(Records)
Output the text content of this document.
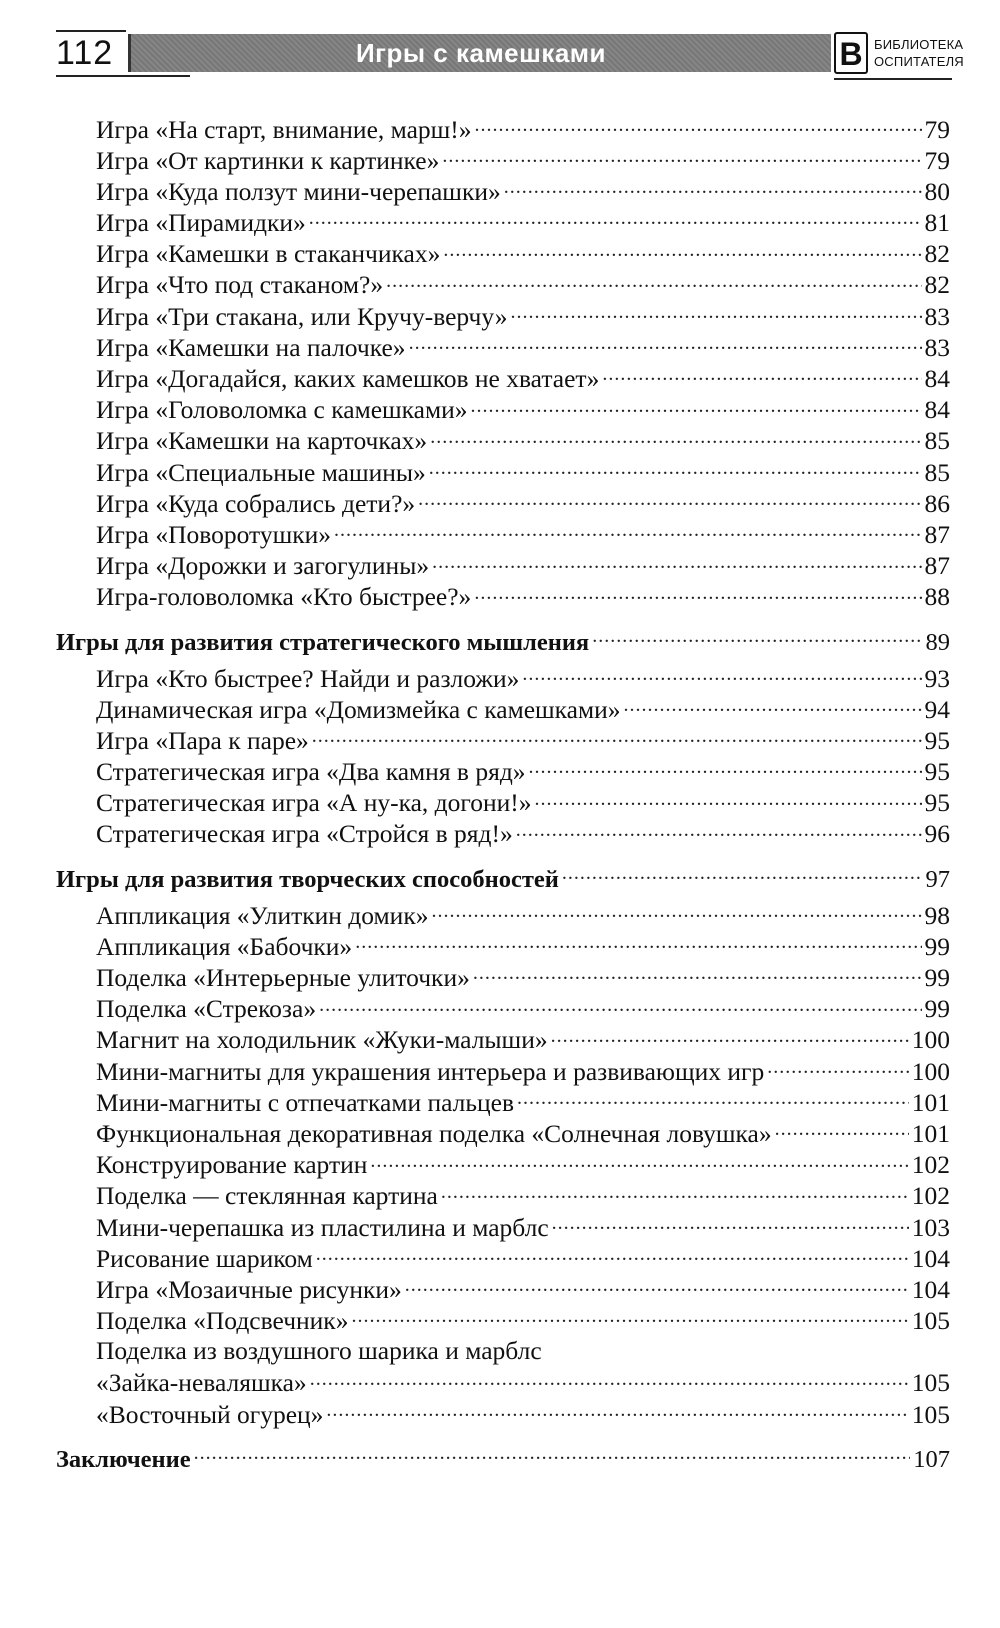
112	Игры с камешками	В БИБЛИОТЕКА
ОСПИТАТЕЛЯ
Игра «На старт, внимание, марш!» .....	79
Игра «От картинки к картинке» .....	79
Игра «Куда ползут мини-черепашки» .....	80
Игра «Пирамидки» .....	81
Игра «Камешки в стаканчиках» .....	82
Игра «Что под стаканом?» .....	82
Игра «Три стакана, или Кручу-верчу» .....	83
Игра «Камешки на палочке» .....	83
Игра «Догадайся, каких камешков не хватает» .....	84
Игра «Головоломка с камешками» .....	84
Игра «Камешки на карточках» .....	85
Игра «Специальные машины» .....	85
Игра «Куда собрались дети?» .....	86
Игра «Поворотушки» .....	87
Игра «Дорожки и загогулины» .....	87
Игра-головоломка «Кто быстрее?» .....	88
Игры для развития стратегического мышления .....	89
Игра «Кто быстрее? Найди и разложи» .....	93
Динамическая игра «Домизмейка с камешками» .....	94
Игра «Пара к паре» .....	95
Стратегическая игра «Два камня в ряд» .....	95
Стратегическая игра «А ну-ка, догони!» .....	95
Стратегическая игра «Стройся в ряд!» .....	96
Игры для развития творческих способностей .....	97
Аппликация «Улиткин домик» .....	98
Аппликация «Бабочки» .....	99
Поделка «Интерьерные улиточки» .....	99
Поделка «Стрекоза» .....	99
Магнит на холодильник «Жуки-малыши» .....	100
Мини-магниты для украшения интерьера и развивающих игр .....	100
Мини-магниты с отпечатками пальцев .....	101
Функциональная декоративная поделка «Солнечная ловушка» .....	101
Конструирование картин .....	102
Поделка — стеклянная картина .....	102
Мини-черепашка из пластилина и марблс .....	103
Рисование шариком .....	104
Игра «Мозаичные рисунки» .....	104
Поделка «Подсвечник» .....	105
Поделка из воздушного шарика и марблс
«Зайка-неваляшка» .....	105
«Восточный огурец» .....	105
Заключение .....	107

→ Task details: Pictures excluded, quote all the data above exactly.

→ Exercise result:
Output the text content of this document.
112	Игры с камешками	В БИБЛИОТЕКА
ОСПИТАТЕЛЯ
Игра «На старт, внимание, марш!» .....	79
Игра «От картинки к картинке» .....	79
Игра «Куда ползут мини-черепашки» .....	80
Игра «Пирамидки» .....	81
Игра «Камешки в стаканчиках» .....	82
Игра «Что под стаканом?» .....	82
Игра «Три стакана, или Кручу-верчу» .....	83
Игра «Камешки на палочке» .....	83
Игра «Догадайся, каких камешков не хватает» .....	84
Игра «Головоломка с камешками» .....	84
Игра «Камешки на карточках» .....	85
Игра «Специальные машины» .....	85
Игра «Куда собрались дети?» .....	86
Игра «Поворотушки» .....	87
Игра «Дорожки и загогулины» .....	87
Игра-головоломка «Кто быстрее?» .....	88
Игры для развития стратегического мышления .....	89
Игра «Кто быстрее? Найди и разложи» .....	93
Динамическая игра «Домизмейка с камешками» .....	94
Игра «Пара к паре» .....	95
Стратегическая игра «Два камня в ряд» .....	95
Стратегическая игра «А ну-ка, догони!» .....	95
Стратегическая игра «Стройся в ряд!» .....	96
Игры для развития творческих способностей .....	97
Аппликация «Улиткин домик» .....	98
Аппликация «Бабочки» .....	99
Поделка «Интерьерные улиточки» .....	99
Поделка «Стрекоза» .....	99
Магнит на холодильник «Жуки-малыши» .....	100
Мини-магниты для украшения интерьера и развивающих игр .....	100
Мини-магниты с отпечатками пальцев .....	101
Функциональная декоративная поделка «Солнечная ловушка» .....	101
Конструирование картин .....	102
Поделка — стеклянная картина .....	102
Мини-черепашка из пластилина и марблс .....	103
Рисование шариком .....	104
Игра «Мозаичные рисунки» .....	104
Поделка «Подсвечник» .....	105
Поделка из воздушного шарика и марблс
«Зайка-неваляшка» .....	105
«Восточный огурец» .....	105
Заключение .....	107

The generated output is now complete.